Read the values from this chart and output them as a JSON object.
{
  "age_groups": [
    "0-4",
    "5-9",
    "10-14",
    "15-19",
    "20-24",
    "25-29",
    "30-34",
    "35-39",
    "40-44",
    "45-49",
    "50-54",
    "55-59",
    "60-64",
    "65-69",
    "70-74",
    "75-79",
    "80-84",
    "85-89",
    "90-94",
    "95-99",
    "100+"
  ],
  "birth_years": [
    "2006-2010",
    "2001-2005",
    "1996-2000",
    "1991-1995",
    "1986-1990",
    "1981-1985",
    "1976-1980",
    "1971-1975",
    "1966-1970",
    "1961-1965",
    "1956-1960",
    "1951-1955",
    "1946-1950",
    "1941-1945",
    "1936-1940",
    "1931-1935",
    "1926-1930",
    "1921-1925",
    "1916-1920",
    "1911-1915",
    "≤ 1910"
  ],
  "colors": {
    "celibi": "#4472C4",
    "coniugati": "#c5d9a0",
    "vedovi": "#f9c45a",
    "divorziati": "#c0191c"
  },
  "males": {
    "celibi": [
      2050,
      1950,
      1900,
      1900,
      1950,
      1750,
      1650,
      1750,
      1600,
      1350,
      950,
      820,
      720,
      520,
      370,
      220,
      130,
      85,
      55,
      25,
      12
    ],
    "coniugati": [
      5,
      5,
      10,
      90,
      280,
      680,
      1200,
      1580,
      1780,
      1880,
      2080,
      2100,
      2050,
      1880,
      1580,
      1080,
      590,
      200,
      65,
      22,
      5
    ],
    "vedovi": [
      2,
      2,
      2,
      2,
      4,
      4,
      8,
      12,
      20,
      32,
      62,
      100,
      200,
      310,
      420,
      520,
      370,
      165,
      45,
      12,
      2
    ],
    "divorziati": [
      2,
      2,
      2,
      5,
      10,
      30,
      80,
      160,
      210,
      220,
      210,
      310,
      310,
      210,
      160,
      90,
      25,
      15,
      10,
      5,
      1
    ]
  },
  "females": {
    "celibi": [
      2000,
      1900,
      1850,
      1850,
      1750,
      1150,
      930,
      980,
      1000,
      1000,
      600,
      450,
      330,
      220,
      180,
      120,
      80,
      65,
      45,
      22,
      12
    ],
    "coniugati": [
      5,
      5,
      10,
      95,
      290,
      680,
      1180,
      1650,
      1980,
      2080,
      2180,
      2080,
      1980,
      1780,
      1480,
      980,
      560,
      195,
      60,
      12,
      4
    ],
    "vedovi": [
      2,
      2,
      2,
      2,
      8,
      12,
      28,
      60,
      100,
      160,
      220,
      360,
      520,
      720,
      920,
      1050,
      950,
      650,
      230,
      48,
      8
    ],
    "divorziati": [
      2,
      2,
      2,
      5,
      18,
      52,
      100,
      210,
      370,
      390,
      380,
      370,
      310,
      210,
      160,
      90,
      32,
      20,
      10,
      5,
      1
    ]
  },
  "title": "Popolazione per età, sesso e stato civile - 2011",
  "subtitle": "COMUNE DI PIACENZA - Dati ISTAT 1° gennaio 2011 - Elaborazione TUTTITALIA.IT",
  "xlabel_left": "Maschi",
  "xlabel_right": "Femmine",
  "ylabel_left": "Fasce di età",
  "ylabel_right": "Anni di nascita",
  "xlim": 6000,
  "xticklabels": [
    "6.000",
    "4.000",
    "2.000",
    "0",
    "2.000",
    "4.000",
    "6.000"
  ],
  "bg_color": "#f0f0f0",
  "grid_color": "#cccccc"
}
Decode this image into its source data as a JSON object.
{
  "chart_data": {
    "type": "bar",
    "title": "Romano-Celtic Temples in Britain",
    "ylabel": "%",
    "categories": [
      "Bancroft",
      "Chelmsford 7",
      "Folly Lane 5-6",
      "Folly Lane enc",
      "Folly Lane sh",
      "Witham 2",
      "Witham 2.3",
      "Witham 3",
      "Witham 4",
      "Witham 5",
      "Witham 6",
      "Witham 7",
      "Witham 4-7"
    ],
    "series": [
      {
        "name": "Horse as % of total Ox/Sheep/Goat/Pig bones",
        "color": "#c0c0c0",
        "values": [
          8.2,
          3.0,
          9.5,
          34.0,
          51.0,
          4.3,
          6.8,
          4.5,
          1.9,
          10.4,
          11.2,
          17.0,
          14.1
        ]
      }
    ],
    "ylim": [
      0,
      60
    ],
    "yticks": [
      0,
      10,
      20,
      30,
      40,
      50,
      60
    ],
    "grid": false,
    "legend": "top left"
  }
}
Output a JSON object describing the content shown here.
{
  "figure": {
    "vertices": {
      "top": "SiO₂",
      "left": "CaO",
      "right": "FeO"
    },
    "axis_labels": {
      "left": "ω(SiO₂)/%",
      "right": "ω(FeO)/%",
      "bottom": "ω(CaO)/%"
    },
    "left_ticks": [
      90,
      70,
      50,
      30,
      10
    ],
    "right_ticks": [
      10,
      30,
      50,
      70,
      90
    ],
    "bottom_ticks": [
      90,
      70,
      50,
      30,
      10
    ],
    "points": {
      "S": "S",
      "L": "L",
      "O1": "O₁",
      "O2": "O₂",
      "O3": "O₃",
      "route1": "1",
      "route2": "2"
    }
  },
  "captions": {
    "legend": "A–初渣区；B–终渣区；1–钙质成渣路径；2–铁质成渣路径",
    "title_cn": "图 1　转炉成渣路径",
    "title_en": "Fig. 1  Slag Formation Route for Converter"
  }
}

--------

• _What you should do_
In the records above, find the lines containing "Witham" and copy them.

• _Answer for the task_
      "Witham 2",
      "Witham 2.3",
      "Witham 3",
      "Witham 4",
      "Witham 5",
      "Witham 6",
      "Witham 7",
      "Witham 4-7"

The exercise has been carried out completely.